Отец вернулся. Его реабилитировали. Он сразу пошел на работу, сначала во ВГИК, где преподавал еще с 1924 года, когда это был еще не ВГИК, а ГТК, Государственный техникум кинематографии. Во ВГИКе первым делом пошел в библиотеку.

— Где мои книги?

К тому времени их у него было уже около пятнадцати.

— Нам пришлось их убрать, — сказала библиотекарша.

— Ну, и что вы с ними сделали? Выбросили?

Я знала эту библиотекаршу, в мои вгиковские времена она была уже старушкой, очень забавной.

— Нет... Нет... Мы их спрятали...

— Поставьте меня обратно. Я вернулся.

Когда отца спрашивали, как там было, он всегда отвечал с усмешкой:

— Ничего общего с санаторием не имеет.

Ни о чем рассказывать не полагалось, и все-таки он рассказывал, как-то очень даже бесстрашно рассказывал. Историю про Шумяцкого слышали от него и другие, правда, лишь какие-то детали — всю никогда никто. Уже после папиной смерти я спрашивала маму:

— Он с тобой говорил об этом?

— Нет, никогда.

Ни с ней не говорил, ни со мной. Почему мама не спрашивала, я не знаю. Почему я не спрашивала — знаю. Не хотела его травмировать. Врать бы он, конечно, не стал, а рассказывать, как его там избивали...

В конце 40-х отец шел по Ордынке и буквально столкнулся с тем самым следователем, который «занимался им» на Лубянке. Тот ехал на велосипеде, увидел папу, страшно обрадовался, остановился, стал ему махать.

— Евсей Михайлович, здравствуйте!

******************************

*ПИСЬМЕННОЕ ЗАДАНИЕ*. Перепишите текст воспоминаний об отце целиком, не меняя в нём ни слова. Следующий далее материал самостоятелен и с текстом воспоминаний не связан.

******************************

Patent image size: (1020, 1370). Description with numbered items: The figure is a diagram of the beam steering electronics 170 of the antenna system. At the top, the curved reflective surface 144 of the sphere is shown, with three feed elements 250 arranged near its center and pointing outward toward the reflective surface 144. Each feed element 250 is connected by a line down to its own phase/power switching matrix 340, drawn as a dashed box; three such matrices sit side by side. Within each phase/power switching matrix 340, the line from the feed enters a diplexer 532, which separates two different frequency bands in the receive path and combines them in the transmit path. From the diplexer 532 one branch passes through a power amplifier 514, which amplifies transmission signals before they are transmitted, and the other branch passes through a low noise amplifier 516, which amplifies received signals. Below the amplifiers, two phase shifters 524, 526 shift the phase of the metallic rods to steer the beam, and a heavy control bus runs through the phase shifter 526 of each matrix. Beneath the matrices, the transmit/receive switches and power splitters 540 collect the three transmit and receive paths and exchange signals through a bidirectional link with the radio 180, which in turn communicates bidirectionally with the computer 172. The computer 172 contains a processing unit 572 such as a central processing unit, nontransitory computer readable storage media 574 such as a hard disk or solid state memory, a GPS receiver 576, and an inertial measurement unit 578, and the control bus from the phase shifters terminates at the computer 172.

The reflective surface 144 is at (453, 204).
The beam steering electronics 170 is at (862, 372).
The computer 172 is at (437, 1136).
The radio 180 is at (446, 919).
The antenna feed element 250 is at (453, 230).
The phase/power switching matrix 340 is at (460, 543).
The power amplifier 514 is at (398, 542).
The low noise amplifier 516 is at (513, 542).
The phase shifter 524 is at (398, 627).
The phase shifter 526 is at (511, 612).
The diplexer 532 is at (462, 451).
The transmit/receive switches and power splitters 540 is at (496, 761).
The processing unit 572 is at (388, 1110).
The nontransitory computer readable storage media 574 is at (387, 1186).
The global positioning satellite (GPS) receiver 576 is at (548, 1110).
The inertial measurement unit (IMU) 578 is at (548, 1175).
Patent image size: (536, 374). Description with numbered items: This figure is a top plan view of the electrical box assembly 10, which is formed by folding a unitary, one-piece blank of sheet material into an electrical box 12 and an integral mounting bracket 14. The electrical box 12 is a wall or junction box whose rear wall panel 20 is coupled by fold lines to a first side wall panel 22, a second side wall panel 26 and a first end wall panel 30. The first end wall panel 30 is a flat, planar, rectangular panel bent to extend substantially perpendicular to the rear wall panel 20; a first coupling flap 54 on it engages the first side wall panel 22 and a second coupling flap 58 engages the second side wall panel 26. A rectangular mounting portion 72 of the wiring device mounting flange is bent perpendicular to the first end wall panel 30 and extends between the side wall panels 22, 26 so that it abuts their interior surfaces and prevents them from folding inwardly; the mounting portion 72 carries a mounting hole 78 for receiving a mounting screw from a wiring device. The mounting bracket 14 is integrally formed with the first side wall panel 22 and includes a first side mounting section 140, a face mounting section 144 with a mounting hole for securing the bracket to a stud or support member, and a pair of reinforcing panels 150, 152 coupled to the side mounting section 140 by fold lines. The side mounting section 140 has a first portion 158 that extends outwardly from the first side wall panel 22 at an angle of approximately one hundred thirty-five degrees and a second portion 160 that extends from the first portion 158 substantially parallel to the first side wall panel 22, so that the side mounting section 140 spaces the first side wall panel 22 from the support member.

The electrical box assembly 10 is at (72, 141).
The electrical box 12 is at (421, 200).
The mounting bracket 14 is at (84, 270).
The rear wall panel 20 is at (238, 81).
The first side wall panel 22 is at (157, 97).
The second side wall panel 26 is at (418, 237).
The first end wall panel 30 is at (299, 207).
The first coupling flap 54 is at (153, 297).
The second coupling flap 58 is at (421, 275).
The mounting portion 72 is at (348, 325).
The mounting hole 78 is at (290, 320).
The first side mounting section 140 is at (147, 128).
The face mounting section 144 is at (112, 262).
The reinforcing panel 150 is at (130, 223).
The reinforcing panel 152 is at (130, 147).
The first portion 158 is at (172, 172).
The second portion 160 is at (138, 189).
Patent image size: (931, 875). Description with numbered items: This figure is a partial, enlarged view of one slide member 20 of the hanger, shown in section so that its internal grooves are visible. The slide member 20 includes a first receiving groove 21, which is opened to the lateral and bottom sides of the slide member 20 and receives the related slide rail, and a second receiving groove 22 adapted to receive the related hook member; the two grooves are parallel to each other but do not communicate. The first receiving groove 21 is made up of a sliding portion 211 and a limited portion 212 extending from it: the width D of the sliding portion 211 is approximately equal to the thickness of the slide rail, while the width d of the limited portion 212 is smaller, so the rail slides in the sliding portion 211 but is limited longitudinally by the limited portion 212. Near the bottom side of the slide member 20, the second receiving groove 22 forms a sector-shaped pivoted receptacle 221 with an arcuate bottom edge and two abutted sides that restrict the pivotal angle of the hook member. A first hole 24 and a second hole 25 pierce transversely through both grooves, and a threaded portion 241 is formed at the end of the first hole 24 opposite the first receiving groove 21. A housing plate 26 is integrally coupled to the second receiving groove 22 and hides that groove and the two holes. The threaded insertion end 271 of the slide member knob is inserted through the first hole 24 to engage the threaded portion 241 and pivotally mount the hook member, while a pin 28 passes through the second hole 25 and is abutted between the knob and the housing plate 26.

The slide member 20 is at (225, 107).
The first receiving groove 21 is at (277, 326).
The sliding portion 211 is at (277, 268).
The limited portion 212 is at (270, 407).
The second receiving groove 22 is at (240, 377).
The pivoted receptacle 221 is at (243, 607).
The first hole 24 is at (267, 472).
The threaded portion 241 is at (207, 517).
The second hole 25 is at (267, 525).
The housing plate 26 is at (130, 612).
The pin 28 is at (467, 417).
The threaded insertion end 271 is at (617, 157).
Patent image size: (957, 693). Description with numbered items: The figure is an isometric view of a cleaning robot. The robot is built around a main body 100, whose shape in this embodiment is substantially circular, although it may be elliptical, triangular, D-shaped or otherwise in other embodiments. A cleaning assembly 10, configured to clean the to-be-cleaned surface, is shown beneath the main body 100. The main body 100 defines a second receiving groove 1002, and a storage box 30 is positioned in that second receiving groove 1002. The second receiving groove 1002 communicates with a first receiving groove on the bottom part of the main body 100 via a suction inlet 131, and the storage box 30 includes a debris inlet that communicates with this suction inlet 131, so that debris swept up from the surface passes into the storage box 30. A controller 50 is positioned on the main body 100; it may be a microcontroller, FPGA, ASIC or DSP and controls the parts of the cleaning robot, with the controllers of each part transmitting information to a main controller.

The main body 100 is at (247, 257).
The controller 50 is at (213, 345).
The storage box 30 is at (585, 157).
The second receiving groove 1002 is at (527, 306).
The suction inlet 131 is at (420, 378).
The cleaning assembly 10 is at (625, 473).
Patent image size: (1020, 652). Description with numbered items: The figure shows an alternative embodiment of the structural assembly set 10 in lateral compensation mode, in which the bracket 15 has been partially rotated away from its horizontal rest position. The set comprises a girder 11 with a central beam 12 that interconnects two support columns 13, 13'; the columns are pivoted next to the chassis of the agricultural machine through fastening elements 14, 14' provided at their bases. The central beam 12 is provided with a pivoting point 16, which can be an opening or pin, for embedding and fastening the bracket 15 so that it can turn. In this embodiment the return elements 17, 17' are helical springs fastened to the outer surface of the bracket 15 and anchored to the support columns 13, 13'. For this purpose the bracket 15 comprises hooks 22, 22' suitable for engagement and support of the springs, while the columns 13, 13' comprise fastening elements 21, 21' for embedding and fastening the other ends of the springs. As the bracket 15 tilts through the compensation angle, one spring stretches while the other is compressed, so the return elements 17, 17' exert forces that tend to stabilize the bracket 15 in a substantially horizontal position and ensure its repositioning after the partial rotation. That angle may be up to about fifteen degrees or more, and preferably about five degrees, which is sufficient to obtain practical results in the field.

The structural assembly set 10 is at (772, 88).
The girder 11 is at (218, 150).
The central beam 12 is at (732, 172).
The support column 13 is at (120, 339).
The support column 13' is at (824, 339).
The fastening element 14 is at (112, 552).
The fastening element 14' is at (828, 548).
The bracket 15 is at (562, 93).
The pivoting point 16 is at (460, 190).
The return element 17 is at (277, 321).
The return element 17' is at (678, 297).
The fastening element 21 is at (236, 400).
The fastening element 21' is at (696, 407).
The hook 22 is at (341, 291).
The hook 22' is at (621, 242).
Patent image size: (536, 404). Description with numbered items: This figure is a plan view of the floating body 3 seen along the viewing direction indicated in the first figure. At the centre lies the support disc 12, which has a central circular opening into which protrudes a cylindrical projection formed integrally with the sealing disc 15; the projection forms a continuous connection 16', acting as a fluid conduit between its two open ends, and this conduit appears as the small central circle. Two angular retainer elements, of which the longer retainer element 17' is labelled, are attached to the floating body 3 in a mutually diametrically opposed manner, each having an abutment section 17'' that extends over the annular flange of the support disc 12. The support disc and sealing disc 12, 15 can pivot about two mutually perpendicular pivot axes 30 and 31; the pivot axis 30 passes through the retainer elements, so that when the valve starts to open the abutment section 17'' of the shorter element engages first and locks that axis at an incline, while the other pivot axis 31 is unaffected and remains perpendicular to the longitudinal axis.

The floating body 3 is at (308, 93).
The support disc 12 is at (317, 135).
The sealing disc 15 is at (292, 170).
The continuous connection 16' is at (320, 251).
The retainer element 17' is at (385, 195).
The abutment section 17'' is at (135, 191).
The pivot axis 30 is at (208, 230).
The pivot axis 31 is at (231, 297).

******************************

*ОТВЕТ К УПРАЖНЕНИЮ*.
Отец вернулся. Его реабилитировали. Он сразу пошел на работу, сначала во ВГИК, где преподавал еще с 1924 года, когда это был еще не ВГИК, а ГТК, Государственный техникум кинематографии. Во ВГИКе первым делом пошел в библиотеку.

— Где мои книги?

К тому времени их у него было уже около пятнадцати.

— Нам пришлось их убрать, — сказала библиотекарша.

— Ну, и что вы с ними сделали? Выбросили?

Я знала эту библиотекаршу, в мои вгиковские времена она была уже старушкой, очень забавной.

— Нет... Нет... Мы их спрятали...

— Поставьте меня обратно. Я вернулся.

Когда отца спрашивали, как там было, он всегда отвечал с усмешкой:

— Ничего общего с санаторием не имеет.

Ни о чем рассказывать не полагалось, и все-таки он рассказывал, как-то очень даже бесстрашно рассказывал. Историю про Шумяцкого слышали от него и другие, правда, лишь какие-то детали — всю никогда никто. Уже после папиной смерти я спрашивала маму:

— Он с тобой говорил об этом?

— Нет, никогда.

Ни с ней не говорил, ни со мной. Почему мама не спрашивала, я не знаю. Почему я не спрашивала — знаю. Не хотела его травмировать. Врать бы он, конечно, не стал, а рассказывать, как его там избивали...

В конце 40-х отец шел по Ордынке и буквально столкнулся с тем самым следователем, который «занимался им» на Лубянке. Тот ехал на велосипеде, увидел папу, страшно обрадовался, остановился, стал ему махать.

— Евсей Михайлович, здравствуйте!